> Task goal:
Extract the lines that hold the string "drawer".

Saved data entries:

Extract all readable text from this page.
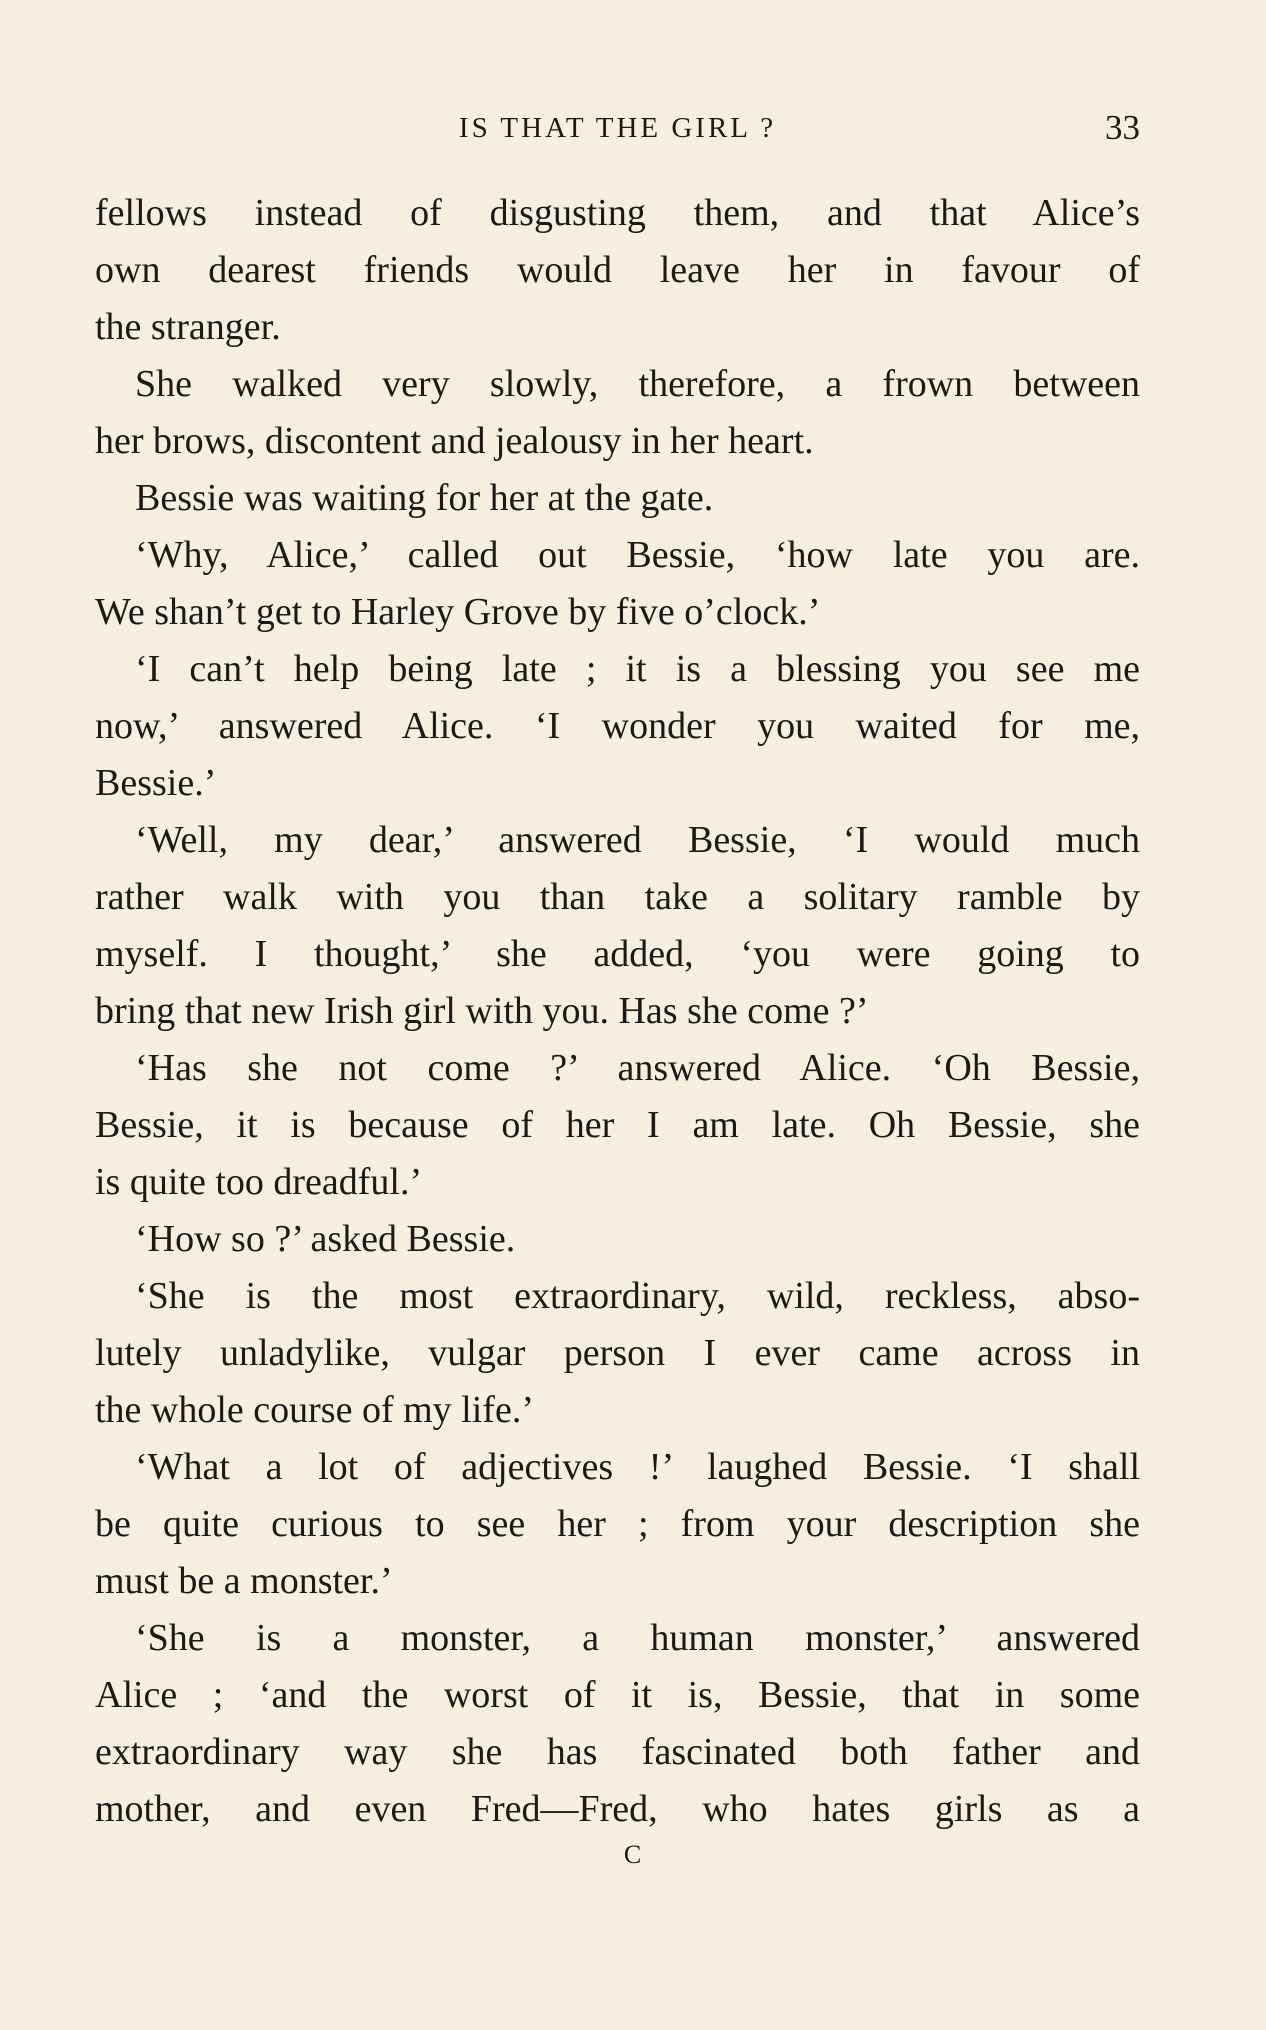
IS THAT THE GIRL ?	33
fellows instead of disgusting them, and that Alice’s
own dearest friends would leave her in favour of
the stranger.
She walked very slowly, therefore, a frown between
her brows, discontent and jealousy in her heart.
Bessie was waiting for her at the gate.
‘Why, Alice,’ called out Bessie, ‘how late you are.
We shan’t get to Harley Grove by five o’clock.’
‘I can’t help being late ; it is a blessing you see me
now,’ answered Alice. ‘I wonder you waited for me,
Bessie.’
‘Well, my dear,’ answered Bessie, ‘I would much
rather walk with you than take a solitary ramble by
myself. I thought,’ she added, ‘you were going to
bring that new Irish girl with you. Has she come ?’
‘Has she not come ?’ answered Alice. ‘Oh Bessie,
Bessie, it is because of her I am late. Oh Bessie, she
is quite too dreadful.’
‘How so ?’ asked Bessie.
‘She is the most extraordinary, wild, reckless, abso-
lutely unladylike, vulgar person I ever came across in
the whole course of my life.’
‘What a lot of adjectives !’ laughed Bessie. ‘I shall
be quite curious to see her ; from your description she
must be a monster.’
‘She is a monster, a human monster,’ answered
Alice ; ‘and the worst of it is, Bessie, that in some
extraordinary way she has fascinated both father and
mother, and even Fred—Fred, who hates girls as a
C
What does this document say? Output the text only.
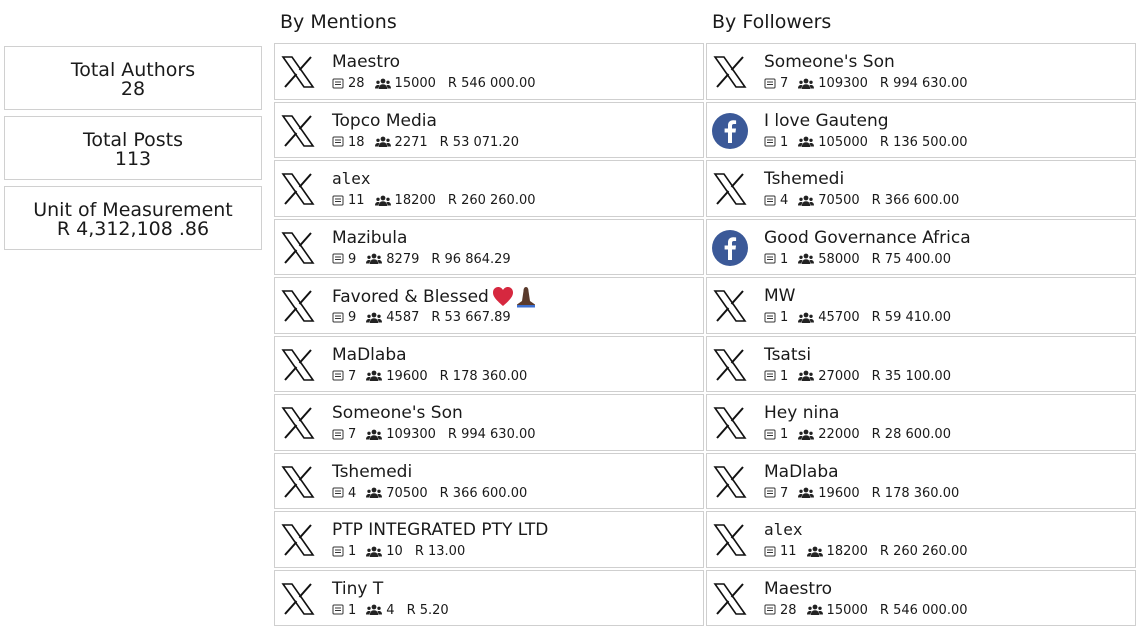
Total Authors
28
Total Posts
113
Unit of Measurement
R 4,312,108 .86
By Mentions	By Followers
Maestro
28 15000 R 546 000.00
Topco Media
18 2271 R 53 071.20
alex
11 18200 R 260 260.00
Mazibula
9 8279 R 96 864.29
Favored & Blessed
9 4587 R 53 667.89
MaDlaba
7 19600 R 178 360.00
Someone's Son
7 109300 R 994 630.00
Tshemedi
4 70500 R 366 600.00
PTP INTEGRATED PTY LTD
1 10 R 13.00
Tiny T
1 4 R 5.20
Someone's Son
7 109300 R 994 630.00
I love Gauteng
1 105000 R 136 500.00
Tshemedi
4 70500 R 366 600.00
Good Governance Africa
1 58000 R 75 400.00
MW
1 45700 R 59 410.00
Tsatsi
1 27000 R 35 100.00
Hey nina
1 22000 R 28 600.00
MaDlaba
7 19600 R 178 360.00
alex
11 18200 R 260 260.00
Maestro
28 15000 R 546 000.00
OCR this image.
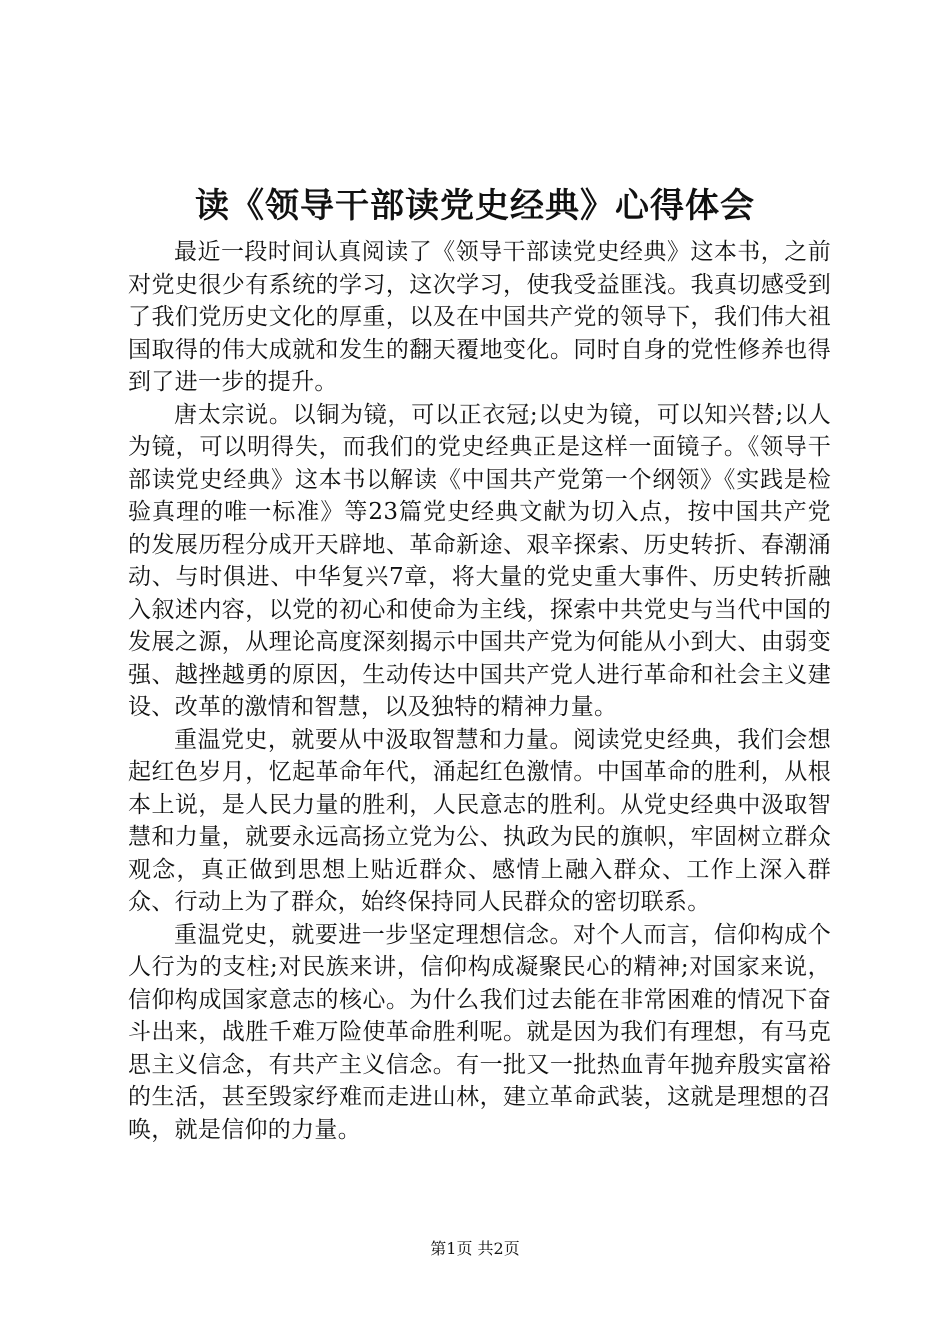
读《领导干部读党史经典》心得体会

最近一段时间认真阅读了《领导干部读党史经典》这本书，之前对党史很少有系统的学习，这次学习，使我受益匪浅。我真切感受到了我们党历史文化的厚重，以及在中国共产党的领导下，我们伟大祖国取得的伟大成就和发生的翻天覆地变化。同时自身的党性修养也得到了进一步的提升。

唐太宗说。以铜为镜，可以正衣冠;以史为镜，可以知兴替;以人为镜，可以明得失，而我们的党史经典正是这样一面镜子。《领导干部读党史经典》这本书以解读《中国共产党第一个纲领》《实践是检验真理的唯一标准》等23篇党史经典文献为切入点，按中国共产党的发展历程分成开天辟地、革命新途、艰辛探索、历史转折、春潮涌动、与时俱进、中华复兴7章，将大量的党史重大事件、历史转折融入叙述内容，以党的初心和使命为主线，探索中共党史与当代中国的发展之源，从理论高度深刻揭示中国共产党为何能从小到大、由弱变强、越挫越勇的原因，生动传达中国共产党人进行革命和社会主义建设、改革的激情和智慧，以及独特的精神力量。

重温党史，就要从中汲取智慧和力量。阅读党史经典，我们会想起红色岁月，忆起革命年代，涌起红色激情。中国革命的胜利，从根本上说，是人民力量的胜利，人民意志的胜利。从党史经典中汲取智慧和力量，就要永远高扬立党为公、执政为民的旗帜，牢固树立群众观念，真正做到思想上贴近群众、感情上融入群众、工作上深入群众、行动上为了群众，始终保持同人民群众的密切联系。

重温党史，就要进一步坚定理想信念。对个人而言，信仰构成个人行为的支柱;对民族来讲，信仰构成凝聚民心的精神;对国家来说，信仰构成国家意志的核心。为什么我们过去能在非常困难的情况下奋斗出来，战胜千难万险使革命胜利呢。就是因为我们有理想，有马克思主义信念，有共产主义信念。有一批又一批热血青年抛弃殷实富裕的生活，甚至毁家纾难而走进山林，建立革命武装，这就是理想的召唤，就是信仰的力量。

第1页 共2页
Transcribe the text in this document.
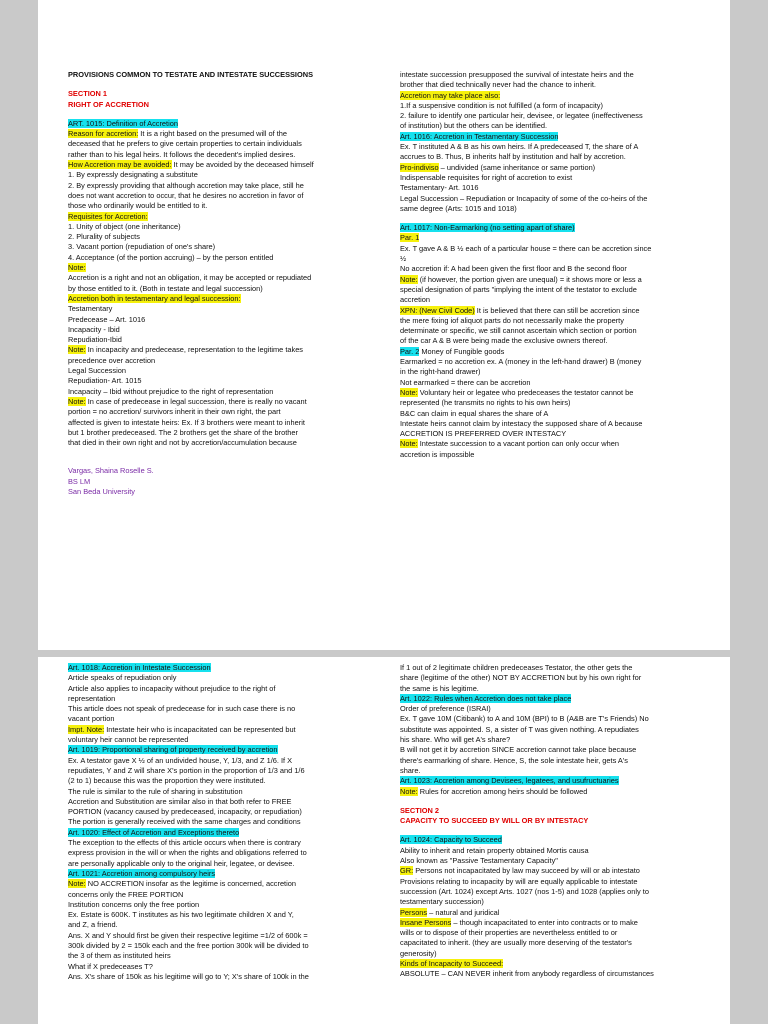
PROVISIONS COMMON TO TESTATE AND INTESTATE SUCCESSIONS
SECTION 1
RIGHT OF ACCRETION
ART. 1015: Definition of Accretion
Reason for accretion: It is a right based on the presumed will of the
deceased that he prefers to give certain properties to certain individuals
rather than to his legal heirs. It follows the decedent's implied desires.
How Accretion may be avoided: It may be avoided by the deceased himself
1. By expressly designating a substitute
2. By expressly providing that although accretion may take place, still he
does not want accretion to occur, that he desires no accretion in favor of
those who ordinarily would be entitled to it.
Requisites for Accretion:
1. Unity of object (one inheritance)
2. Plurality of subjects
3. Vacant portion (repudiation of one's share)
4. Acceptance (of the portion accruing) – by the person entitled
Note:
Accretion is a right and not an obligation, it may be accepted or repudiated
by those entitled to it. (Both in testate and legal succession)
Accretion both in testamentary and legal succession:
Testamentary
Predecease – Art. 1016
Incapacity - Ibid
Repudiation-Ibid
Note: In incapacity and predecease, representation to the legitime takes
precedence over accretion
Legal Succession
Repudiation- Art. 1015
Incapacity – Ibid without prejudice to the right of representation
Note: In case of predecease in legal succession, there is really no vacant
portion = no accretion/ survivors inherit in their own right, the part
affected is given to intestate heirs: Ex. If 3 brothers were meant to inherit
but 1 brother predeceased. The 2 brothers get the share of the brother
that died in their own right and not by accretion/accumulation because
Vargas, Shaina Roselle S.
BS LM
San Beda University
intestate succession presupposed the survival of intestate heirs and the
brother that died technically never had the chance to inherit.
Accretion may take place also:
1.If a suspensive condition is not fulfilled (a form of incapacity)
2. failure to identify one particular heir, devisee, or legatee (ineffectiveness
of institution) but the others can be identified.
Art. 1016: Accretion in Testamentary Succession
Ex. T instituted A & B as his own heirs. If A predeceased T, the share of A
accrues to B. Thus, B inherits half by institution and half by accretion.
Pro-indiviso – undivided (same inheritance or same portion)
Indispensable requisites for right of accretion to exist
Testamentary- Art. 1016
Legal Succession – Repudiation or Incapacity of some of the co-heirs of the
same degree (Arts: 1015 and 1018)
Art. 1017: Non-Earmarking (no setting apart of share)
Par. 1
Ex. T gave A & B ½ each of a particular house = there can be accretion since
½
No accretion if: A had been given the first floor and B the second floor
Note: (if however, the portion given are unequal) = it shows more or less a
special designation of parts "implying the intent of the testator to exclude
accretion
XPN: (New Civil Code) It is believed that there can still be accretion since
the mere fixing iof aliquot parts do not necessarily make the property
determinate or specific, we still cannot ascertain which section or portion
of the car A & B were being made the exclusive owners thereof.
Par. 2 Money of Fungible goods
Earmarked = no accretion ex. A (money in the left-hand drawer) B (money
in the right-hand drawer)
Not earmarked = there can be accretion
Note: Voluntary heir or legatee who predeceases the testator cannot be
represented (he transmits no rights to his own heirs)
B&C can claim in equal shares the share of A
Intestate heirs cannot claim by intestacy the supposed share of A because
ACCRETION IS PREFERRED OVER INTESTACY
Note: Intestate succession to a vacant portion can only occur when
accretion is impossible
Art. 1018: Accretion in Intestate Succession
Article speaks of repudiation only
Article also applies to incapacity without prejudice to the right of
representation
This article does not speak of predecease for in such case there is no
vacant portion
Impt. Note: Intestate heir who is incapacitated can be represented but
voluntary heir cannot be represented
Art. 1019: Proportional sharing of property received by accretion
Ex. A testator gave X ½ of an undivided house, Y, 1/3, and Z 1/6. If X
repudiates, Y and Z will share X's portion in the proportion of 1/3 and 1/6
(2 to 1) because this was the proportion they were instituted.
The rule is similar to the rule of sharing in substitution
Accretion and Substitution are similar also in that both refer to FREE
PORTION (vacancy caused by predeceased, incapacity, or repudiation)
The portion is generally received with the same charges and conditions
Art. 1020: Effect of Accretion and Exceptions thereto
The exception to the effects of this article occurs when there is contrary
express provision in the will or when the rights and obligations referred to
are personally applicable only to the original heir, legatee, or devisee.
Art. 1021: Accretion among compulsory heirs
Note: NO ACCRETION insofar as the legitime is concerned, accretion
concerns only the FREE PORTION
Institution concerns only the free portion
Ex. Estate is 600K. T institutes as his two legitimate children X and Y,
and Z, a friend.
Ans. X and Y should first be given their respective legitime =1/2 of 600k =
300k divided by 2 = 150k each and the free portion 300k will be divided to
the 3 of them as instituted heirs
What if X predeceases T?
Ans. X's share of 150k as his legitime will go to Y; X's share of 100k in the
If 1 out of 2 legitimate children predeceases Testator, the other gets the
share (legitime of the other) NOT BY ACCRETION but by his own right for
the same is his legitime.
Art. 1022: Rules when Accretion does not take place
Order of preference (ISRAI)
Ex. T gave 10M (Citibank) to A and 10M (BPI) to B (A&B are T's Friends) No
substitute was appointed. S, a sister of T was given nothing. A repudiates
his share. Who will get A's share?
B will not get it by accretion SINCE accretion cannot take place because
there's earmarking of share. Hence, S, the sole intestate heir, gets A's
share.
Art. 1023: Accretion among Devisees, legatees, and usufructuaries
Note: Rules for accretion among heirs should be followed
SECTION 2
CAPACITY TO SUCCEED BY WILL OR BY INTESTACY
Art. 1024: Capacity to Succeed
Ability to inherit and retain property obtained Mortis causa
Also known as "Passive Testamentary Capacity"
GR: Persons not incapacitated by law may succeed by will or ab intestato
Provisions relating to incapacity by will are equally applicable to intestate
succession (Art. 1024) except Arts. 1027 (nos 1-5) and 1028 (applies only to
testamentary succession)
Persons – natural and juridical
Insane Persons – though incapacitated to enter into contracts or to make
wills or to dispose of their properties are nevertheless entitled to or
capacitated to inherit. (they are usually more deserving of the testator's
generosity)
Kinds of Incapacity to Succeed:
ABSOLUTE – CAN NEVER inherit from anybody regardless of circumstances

> Solution to the exercise:
Earmarked = no accretion ex. A (money in the left-hand drawer) B (money
in the right-hand drawer)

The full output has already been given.